▸ EXERCISE INSTRUCTIONS
From the entries below, gather each line containing the word "this".

▸ RECORDS SHOWN
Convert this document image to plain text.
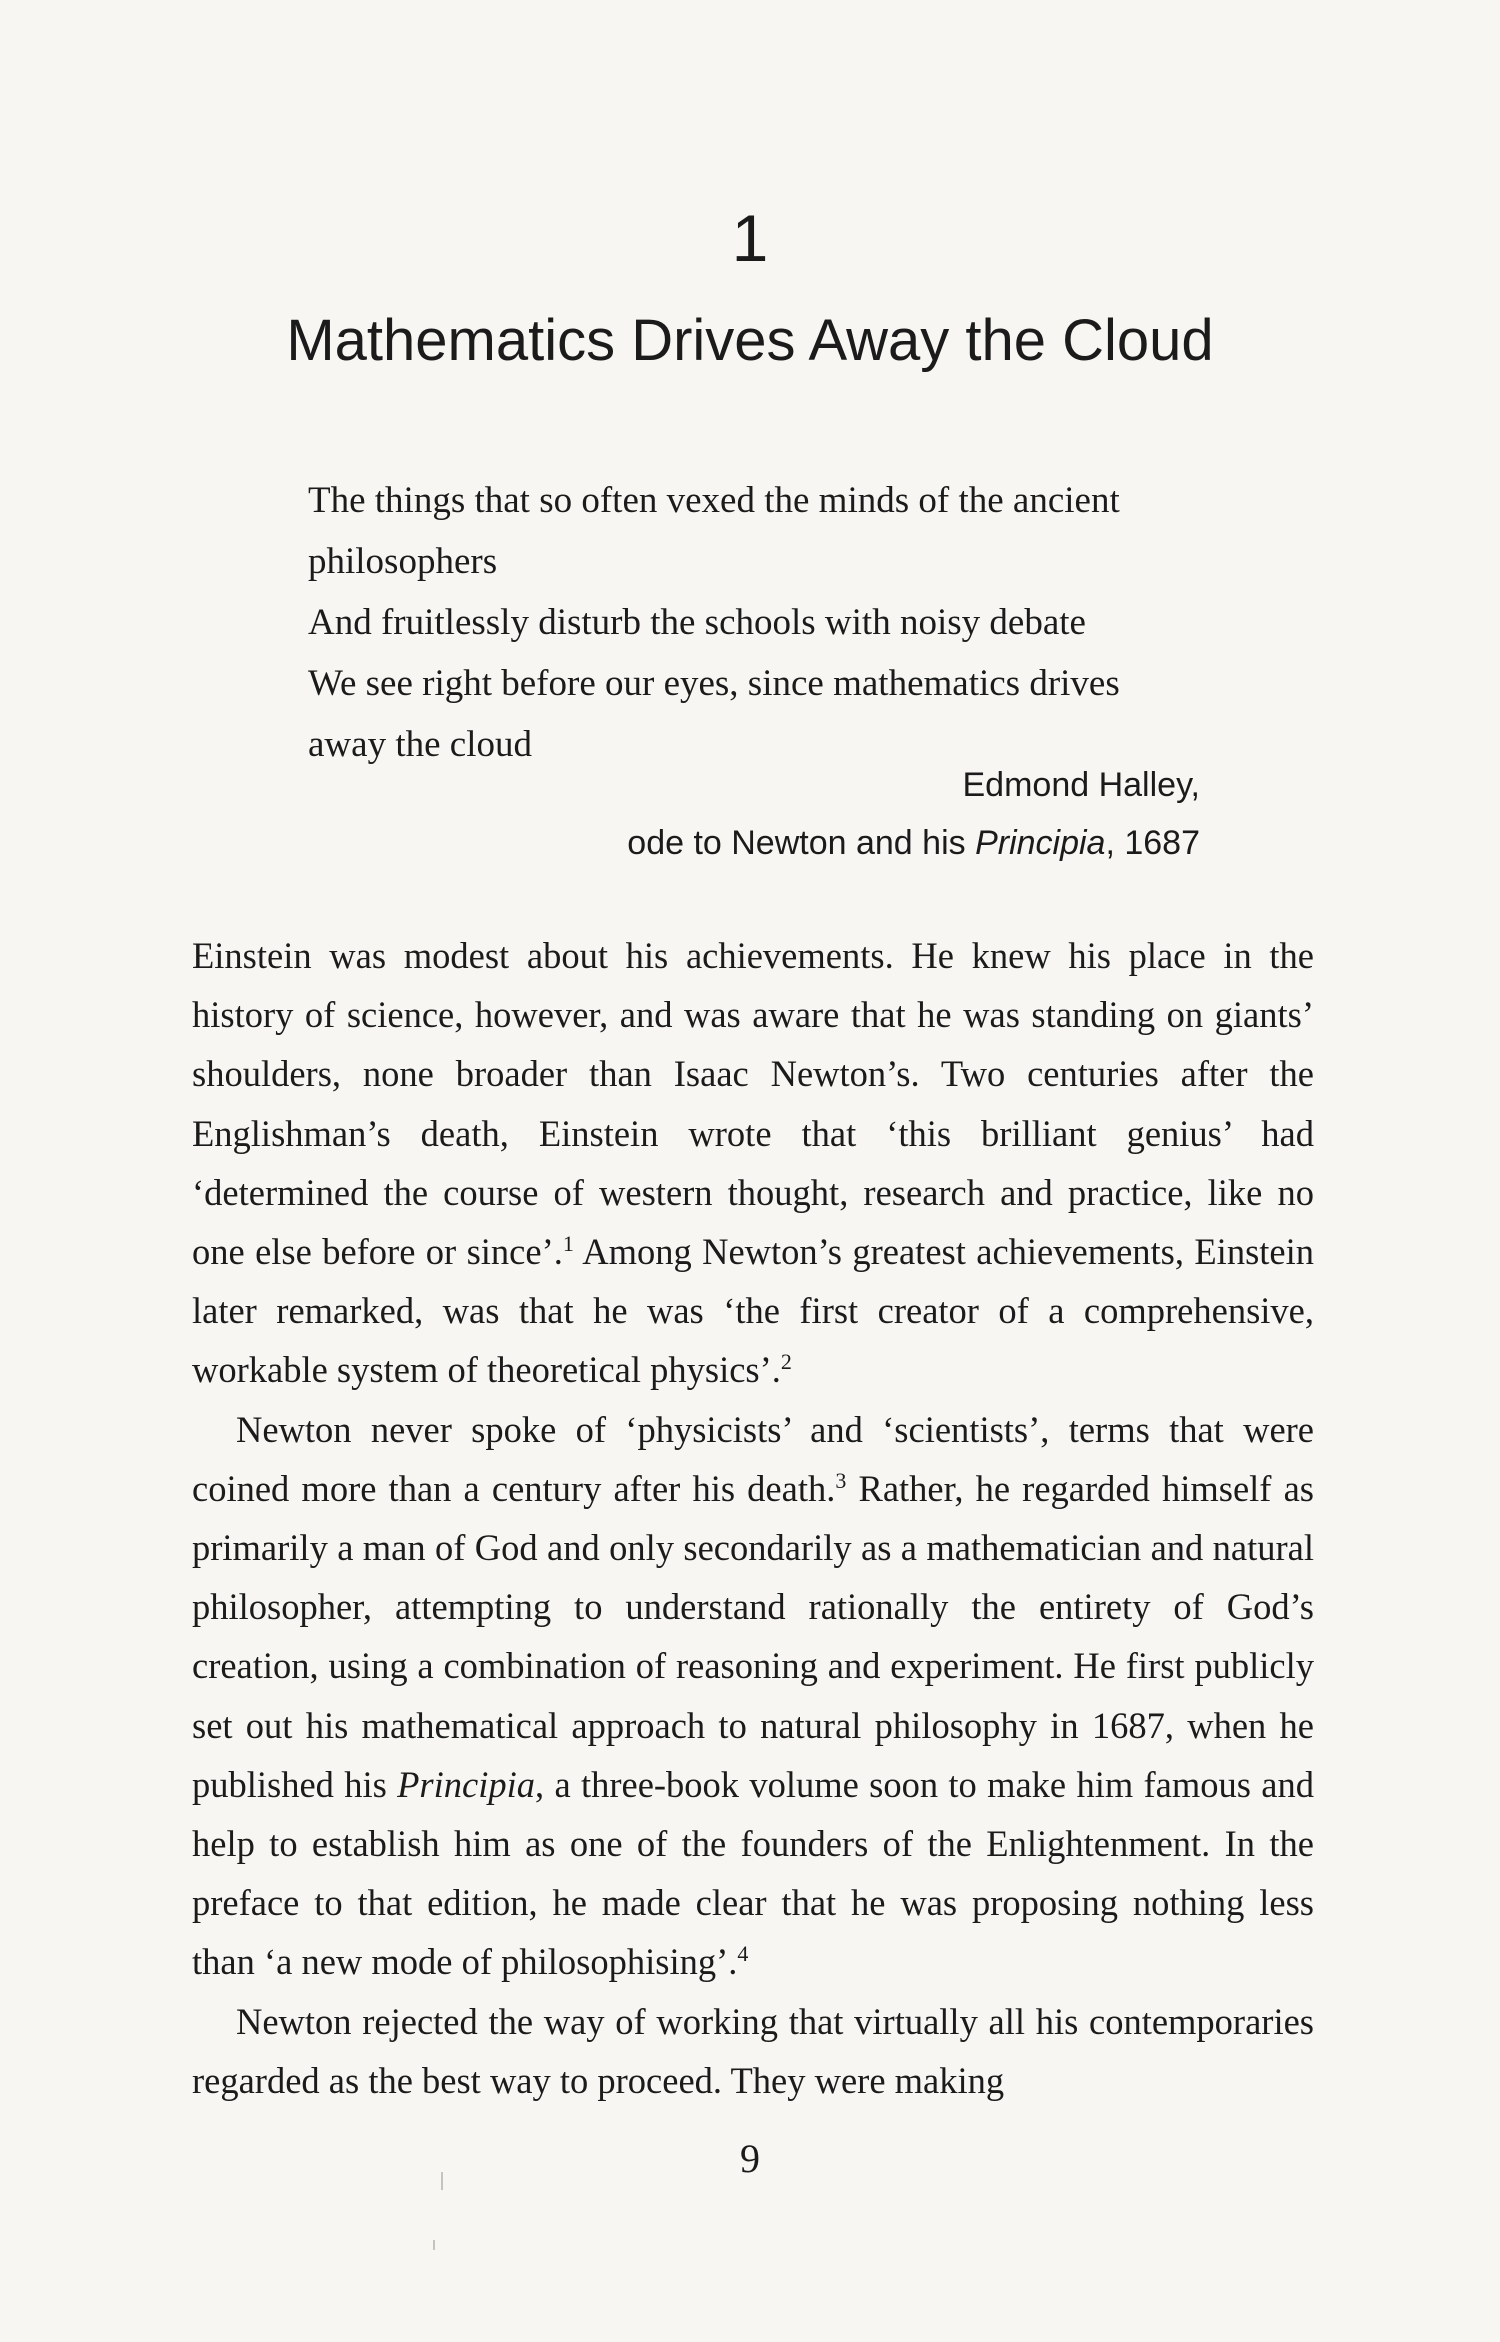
1
Mathematics Drives Away the Cloud
The things that so often vexed the minds of the ancient
philosophers
And fruitlessly disturb the schools with noisy debate
We see right before our eyes, since mathematics drives
away the cloud
Edmond Halley,
ode to Newton and his Principia, 1687

Einstein was modest about his achievements. He knew his place in the history of science, however, and was aware that he was standing on giants’ shoulders, none broader than Isaac Newton’s. Two centuries after the Englishman’s death, Einstein wrote that ‘this brilliant genius’ had ‘determined the course of western thought, research and practice, like no one else before or since’.$^1$ Among Newton’s greatest achievements, Einstein later remarked, was that he was ‘the first creator of a comprehensive, workable system of theoretical physics’.$^2$

Newton never spoke of ‘physicists’ and ‘scientists’, terms that were coined more than a century after his death.$^3$ Rather, he regarded himself as primarily a man of God and only secondarily as a mathematician and natural philosopher, attempting to understand rationally the entirety of God’s creation, using a combination of reasoning and experiment. He first publicly set out his mathematical approach to natural philosophy in 1687, when he published his Principia, a three-book volume soon to make him famous and help to establish him as one of the founders of the Enlightenment. In the preface to that edition, he made clear that he was proposing nothing less than ‘a new mode of philosophising’.$^4$

Newton rejected the way of working that virtually all his contemporaries regarded as the best way to proceed. They were making

9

▸ IN RESPONSE
Convert this document image to plain text.
Einstein was modest about his achievements. He knew his place in the history of science, however, and was aware that he was standing on giants’ shoulders, none broader than Isaac Newton’s. Two centuries after the Englishman’s death, Einstein wrote that ‘this brilliant genius’ had ‘determined the course of western thought, research and practice, like no one else before or since’.$^1$ Among Newton’s greatest achievements, Einstein later remarked, was that he was ‘the first creator of a comprehensive, workable system of theoretical physics’.$^2$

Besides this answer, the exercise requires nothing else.